What to work on
Find each line with the word "magnetiska" and copy it.

** BEGIN Records for processing **

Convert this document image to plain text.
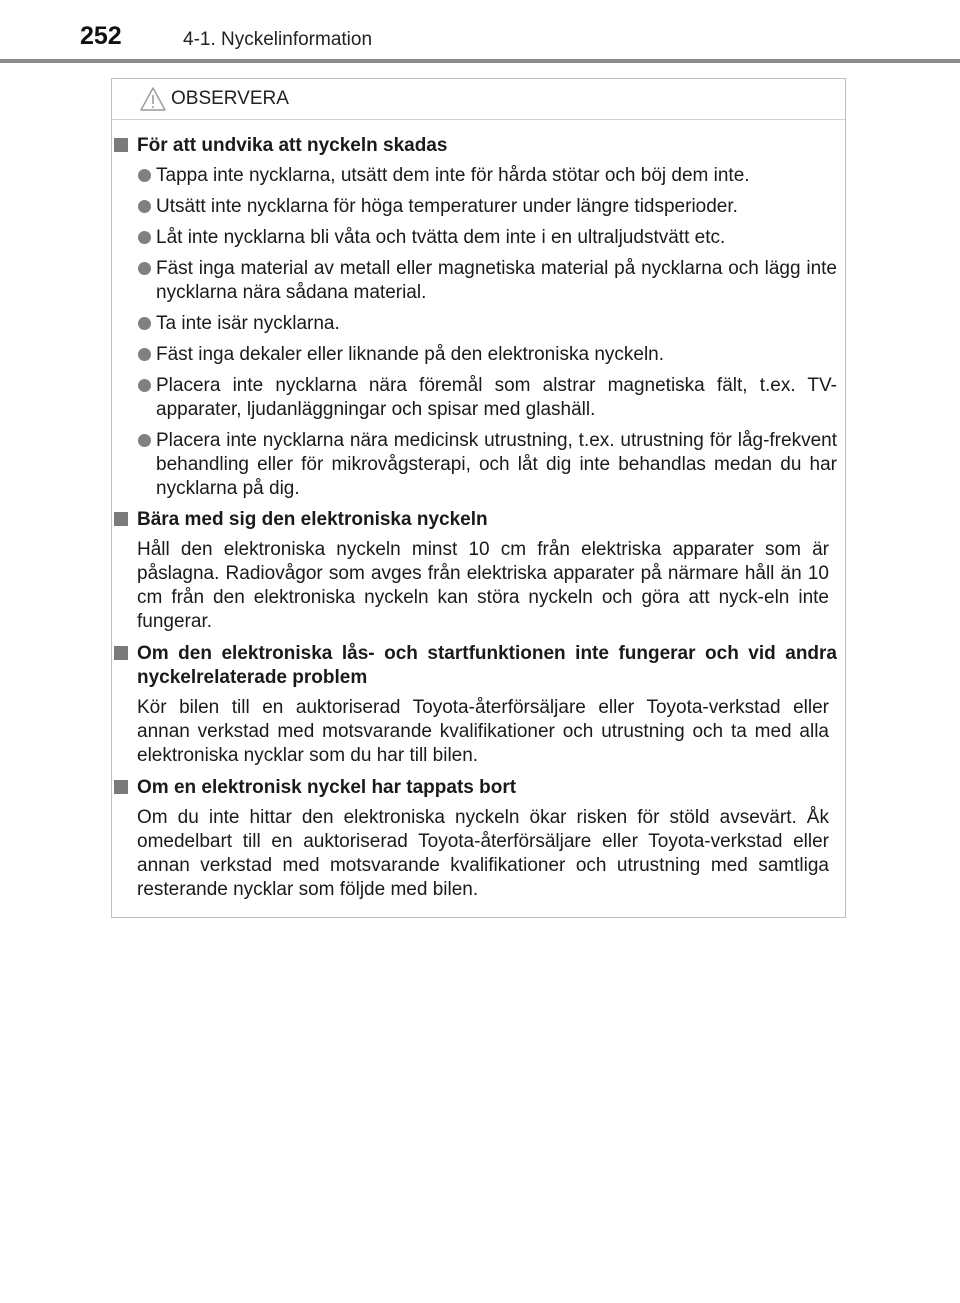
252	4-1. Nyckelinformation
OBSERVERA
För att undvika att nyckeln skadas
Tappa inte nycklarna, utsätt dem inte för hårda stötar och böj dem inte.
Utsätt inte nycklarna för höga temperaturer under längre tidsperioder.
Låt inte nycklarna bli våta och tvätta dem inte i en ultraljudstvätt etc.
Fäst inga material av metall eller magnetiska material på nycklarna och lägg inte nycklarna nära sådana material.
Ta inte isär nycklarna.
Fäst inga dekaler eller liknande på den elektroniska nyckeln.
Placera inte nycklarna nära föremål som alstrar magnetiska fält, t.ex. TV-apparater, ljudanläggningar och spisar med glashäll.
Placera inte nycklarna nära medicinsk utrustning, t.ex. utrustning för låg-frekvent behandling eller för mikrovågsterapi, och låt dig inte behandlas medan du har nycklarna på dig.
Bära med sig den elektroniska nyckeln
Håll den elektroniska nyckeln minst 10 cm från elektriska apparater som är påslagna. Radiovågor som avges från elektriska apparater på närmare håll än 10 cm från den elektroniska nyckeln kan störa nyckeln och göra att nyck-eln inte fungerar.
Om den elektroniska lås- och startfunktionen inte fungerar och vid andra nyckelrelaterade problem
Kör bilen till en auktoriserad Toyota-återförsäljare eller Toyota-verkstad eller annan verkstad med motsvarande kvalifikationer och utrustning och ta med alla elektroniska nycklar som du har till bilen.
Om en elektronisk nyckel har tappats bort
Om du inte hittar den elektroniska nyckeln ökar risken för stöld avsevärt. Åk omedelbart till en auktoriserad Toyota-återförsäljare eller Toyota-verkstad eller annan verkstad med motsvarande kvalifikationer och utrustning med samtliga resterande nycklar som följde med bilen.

** END Records for processing **
** BEGIN Records for processing **

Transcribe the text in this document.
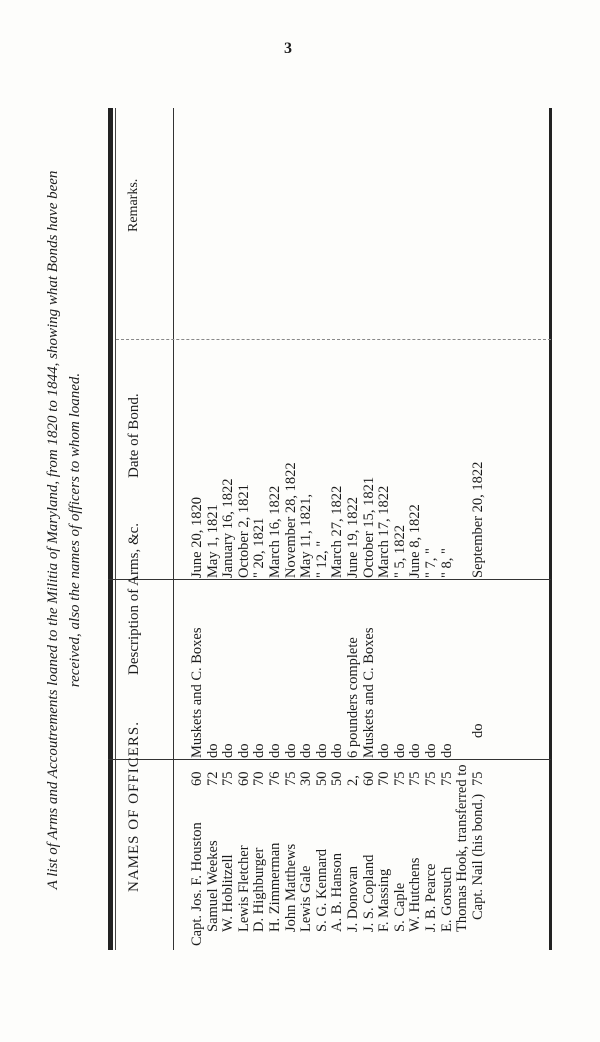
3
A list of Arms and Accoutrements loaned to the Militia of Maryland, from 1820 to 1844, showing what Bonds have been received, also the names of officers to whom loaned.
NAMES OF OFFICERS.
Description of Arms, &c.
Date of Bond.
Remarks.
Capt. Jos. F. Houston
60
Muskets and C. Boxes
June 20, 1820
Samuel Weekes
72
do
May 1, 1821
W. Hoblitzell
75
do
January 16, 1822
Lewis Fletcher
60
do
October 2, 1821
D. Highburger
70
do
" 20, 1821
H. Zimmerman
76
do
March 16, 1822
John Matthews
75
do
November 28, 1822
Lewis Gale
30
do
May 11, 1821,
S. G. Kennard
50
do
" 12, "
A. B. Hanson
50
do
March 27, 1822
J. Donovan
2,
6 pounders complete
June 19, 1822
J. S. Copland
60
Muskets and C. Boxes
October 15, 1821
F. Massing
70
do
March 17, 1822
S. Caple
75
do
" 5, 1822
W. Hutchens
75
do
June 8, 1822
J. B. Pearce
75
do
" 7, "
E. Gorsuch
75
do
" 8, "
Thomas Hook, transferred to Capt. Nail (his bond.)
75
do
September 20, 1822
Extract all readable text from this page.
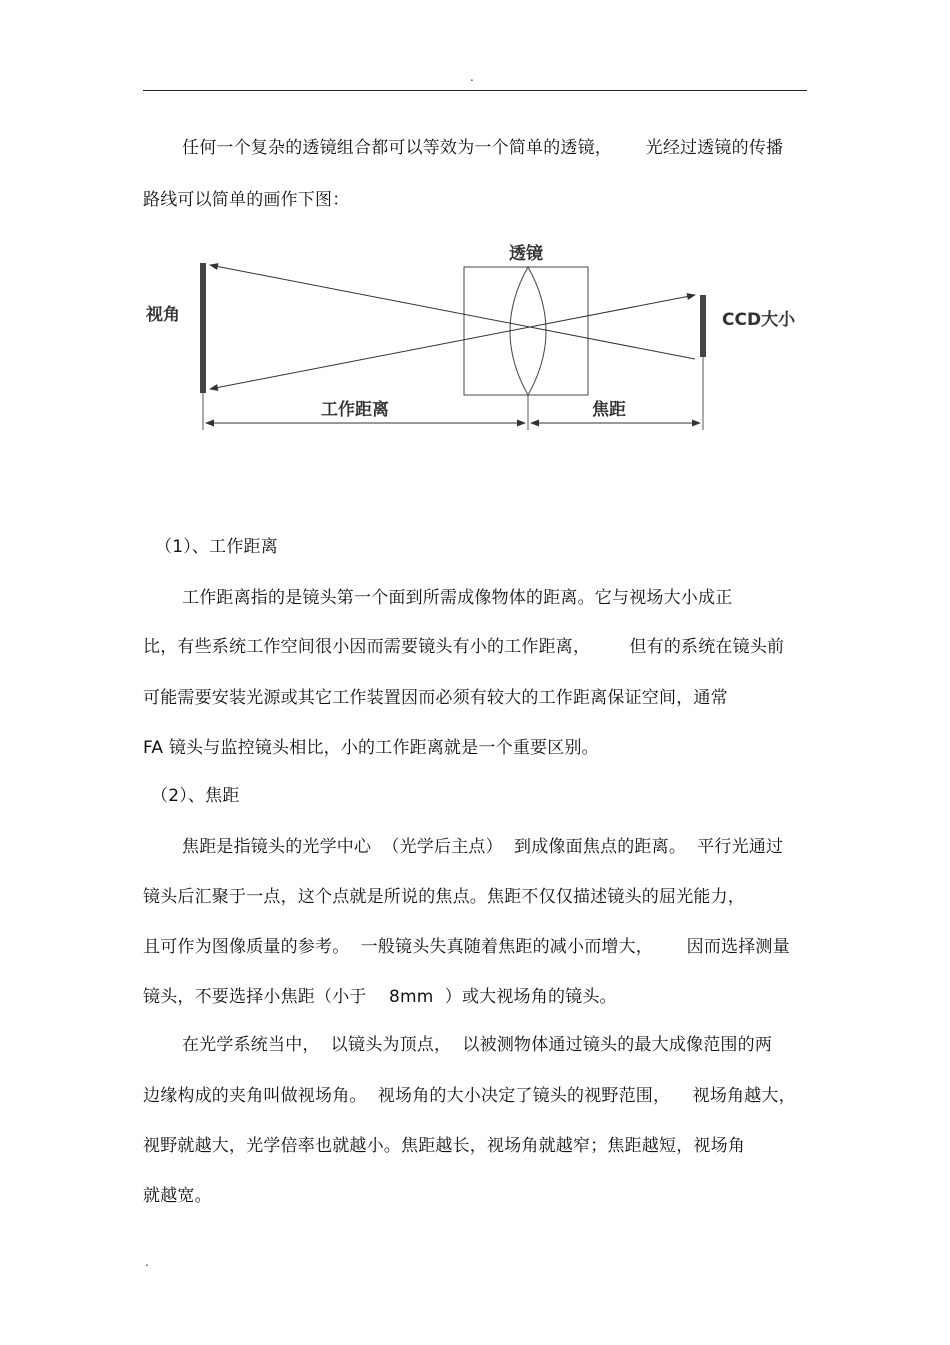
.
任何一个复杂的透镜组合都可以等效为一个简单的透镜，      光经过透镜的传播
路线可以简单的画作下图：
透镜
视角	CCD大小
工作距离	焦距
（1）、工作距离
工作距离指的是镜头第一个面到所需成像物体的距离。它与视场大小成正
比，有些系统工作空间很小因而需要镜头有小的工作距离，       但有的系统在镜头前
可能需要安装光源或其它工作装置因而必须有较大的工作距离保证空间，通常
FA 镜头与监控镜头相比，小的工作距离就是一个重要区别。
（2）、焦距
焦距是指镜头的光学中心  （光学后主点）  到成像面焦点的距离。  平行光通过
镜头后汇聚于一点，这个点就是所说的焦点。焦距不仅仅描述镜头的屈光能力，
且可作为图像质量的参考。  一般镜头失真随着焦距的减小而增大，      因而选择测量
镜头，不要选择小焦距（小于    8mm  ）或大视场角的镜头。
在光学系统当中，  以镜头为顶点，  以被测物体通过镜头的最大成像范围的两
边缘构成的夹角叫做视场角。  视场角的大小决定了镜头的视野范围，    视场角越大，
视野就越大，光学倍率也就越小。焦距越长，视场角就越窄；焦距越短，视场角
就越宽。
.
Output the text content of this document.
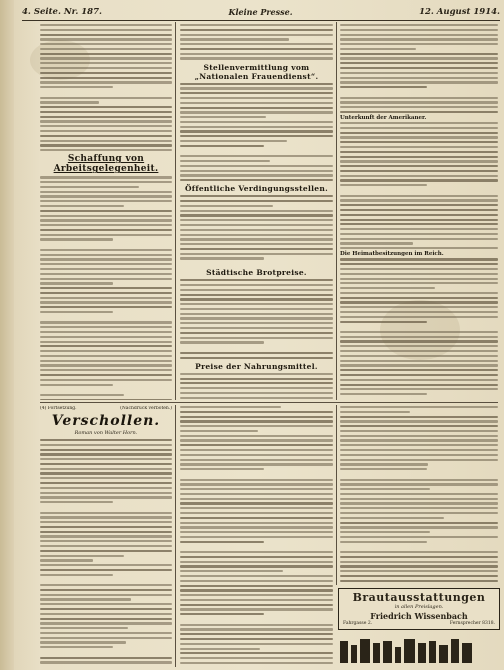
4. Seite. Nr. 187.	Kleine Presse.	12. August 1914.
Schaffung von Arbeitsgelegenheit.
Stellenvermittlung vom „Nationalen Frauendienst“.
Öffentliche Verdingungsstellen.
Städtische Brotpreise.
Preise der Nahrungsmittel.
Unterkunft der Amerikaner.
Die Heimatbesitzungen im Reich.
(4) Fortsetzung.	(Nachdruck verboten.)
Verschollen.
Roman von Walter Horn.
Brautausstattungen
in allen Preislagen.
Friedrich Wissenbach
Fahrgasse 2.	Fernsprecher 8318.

** END Records for processing **
** BEGIN Records for processing **

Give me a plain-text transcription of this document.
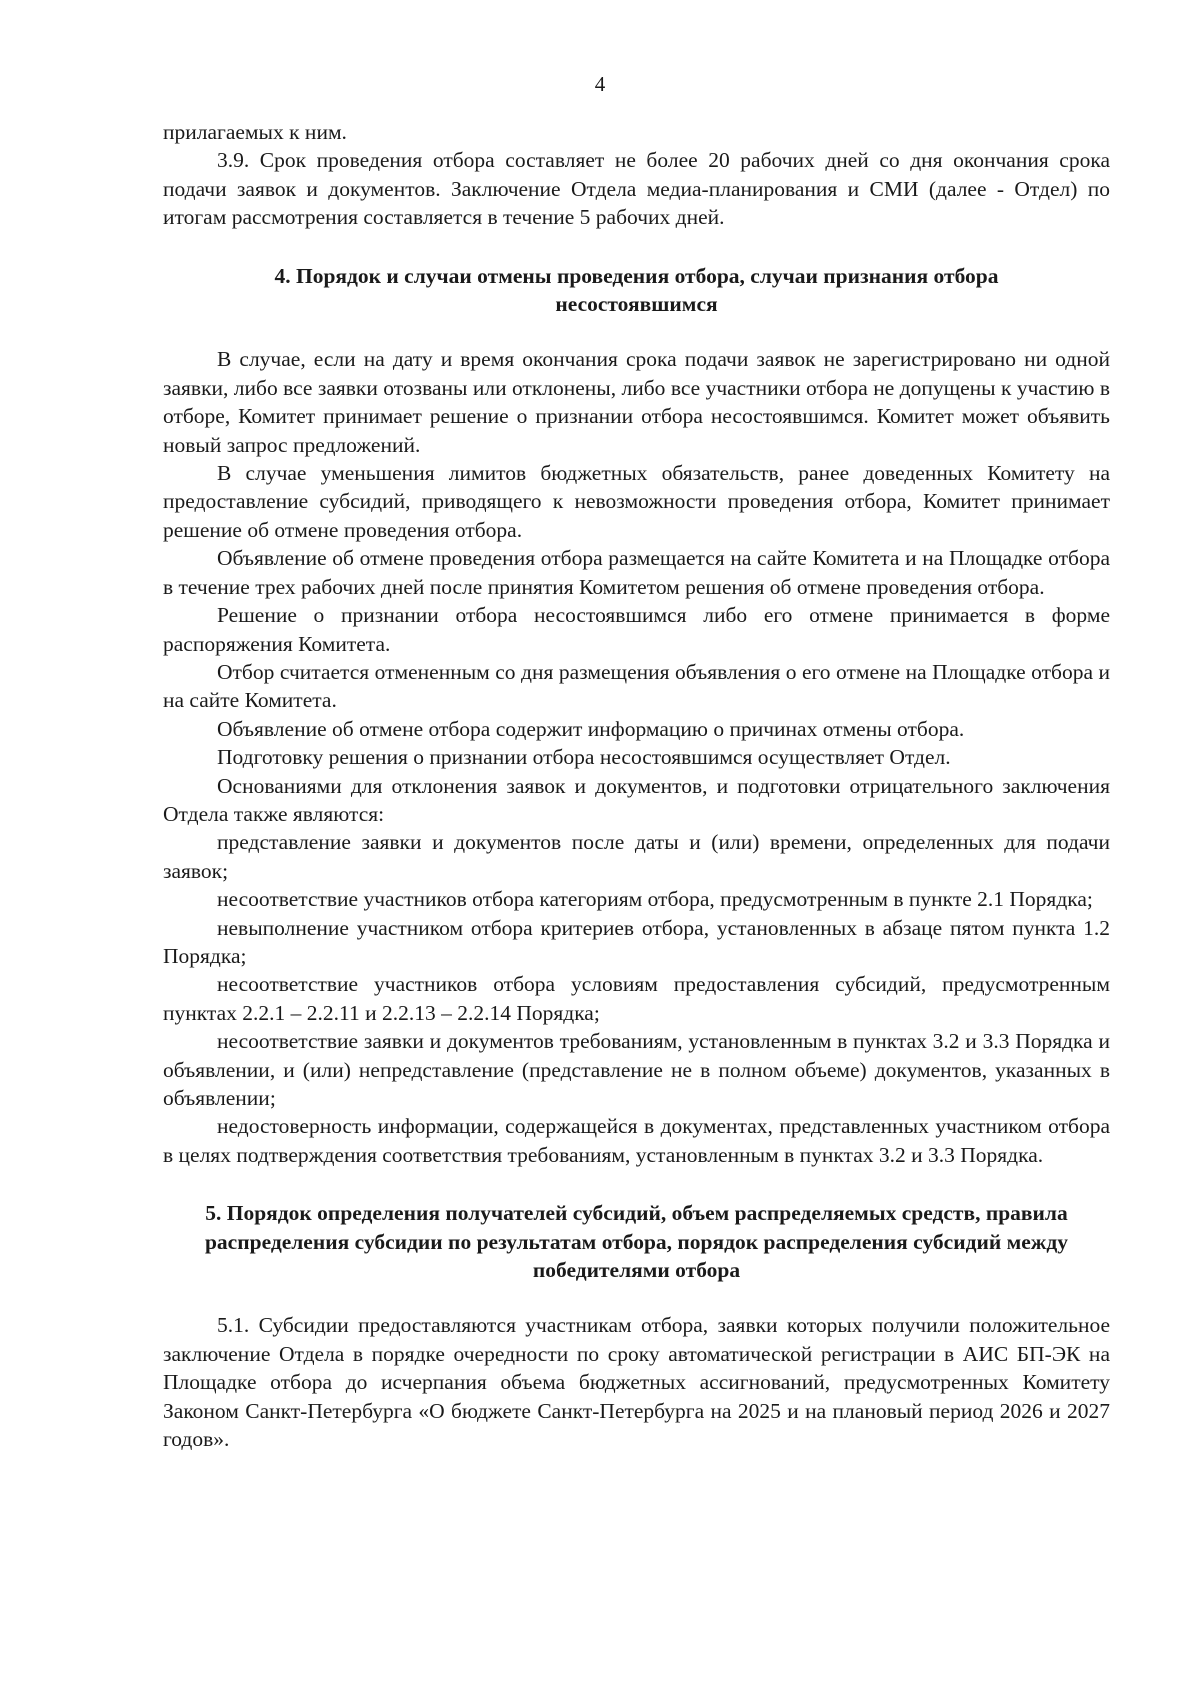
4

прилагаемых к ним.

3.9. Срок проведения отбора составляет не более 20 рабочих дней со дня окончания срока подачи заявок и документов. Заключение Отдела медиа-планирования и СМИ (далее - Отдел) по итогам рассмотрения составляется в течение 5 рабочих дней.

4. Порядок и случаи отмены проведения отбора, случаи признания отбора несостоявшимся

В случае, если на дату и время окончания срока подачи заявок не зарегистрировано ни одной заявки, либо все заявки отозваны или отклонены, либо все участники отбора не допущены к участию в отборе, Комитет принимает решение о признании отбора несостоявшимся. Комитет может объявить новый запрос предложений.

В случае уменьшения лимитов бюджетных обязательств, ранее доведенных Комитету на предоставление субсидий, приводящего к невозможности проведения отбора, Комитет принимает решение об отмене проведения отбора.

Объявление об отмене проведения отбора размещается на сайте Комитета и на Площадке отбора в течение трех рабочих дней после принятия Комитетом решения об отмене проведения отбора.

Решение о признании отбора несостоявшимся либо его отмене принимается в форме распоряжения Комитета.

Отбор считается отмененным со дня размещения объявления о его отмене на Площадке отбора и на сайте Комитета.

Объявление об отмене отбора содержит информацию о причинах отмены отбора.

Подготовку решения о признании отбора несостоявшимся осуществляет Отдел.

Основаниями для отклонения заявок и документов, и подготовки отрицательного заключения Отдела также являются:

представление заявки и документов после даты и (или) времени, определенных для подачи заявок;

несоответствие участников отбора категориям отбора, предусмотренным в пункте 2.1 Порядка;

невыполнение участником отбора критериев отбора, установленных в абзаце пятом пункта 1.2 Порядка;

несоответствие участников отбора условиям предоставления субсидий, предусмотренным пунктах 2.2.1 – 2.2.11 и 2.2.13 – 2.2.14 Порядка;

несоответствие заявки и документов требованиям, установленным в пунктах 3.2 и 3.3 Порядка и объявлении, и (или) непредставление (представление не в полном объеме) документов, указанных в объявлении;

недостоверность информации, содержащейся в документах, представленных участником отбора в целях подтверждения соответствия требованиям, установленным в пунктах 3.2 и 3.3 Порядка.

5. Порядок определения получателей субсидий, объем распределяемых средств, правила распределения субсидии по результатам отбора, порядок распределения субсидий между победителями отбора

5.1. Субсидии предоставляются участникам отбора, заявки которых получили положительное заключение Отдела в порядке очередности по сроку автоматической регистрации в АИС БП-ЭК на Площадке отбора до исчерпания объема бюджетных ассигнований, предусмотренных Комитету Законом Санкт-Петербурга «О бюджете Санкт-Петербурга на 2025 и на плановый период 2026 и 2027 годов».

** END Records for processing **

Finished exercise
Fäst inga material av metall eller magnetiska material på nycklarna och lägg inte nycklarna nära sådana material.
Placera inte nycklarna nära föremål som alstrar magnetiska fält, t.ex. TV-apparater, ljudanläggningar och spisar med glashäll.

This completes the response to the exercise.